▶ Brief: Write out the listing below again, precisely as it is given.
··· Given information ···
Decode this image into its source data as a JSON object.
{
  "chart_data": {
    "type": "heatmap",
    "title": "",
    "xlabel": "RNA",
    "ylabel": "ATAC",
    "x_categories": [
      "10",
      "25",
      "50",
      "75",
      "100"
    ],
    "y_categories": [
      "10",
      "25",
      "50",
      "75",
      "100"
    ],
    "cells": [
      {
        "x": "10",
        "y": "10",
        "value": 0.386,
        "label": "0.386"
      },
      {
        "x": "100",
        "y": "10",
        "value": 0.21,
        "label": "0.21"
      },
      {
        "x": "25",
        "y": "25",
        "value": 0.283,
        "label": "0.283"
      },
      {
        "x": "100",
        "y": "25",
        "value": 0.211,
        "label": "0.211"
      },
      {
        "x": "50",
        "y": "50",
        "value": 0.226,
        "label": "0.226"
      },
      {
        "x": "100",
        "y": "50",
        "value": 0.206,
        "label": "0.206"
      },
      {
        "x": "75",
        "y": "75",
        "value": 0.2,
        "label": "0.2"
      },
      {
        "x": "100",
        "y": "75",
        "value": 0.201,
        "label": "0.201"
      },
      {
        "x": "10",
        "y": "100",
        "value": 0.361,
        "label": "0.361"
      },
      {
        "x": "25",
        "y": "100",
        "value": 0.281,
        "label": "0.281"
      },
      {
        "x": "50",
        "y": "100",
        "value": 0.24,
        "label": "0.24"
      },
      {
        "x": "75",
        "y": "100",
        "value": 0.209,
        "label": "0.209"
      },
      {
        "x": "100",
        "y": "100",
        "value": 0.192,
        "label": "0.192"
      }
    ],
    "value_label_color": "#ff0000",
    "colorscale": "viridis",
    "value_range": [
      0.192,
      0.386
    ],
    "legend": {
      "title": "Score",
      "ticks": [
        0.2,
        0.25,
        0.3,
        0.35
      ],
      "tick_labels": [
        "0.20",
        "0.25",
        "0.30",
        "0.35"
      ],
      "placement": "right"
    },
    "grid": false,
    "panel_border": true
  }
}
···
▶ Output of the exercise:
Decode this image into its source data as a JSON object.
{
  "chart_data": {
    "type": "heatmap",
    "title": "",
    "xlabel": "RNA",
    "ylabel": "ATAC",
    "x_categories": [
      "10",
      "25",
      "50",
      "75",
      "100"
    ],
    "y_categories": [
      "10",
      "25",
      "50",
      "75",
      "100"
    ],
    "cells": [
      {
        "x": "10",
        "y": "10",
        "value": 0.386,
        "label": "0.386"
      },
      {
        "x": "100",
        "y": "10",
        "value": 0.21,
        "label": "0.21"
      },
      {
        "x": "25",
        "y": "25",
        "value": 0.283,
        "label": "0.283"
      },
      {
        "x": "100",
        "y": "25",
        "value": 0.211,
        "label": "0.211"
      },
      {
        "x": "50",
        "y": "50",
        "value": 0.226,
        "label": "0.226"
      },
      {
        "x": "100",
        "y": "50",
        "value": 0.206,
        "label": "0.206"
      },
      {
        "x": "75",
        "y": "75",
        "value": 0.2,
        "label": "0.2"
      },
      {
        "x": "100",
        "y": "75",
        "value": 0.201,
        "label": "0.201"
      },
      {
        "x": "10",
        "y": "100",
        "value": 0.361,
        "label": "0.361"
      },
      {
        "x": "25",
        "y": "100",
        "value": 0.281,
        "label": "0.281"
      },
      {
        "x": "50",
        "y": "100",
        "value": 0.24,
        "label": "0.24"
      },
      {
        "x": "75",
        "y": "100",
        "value": 0.209,
        "label": "0.209"
      },
      {
        "x": "100",
        "y": "100",
        "value": 0.192,
        "label": "0.192"
      }
    ],
    "value_label_color": "#ff0000",
    "colorscale": "viridis",
    "value_range": [
      0.192,
      0.386
    ],
    "legend": {
      "title": "Score",
      "ticks": [
        0.2,
        0.25,
        0.3,
        0.35
      ],
      "tick_labels": [
        "0.20",
        "0.25",
        "0.30",
        "0.35"
      ],
      "placement": "right"
    },
    "grid": false,
    "panel_border": true
  }
}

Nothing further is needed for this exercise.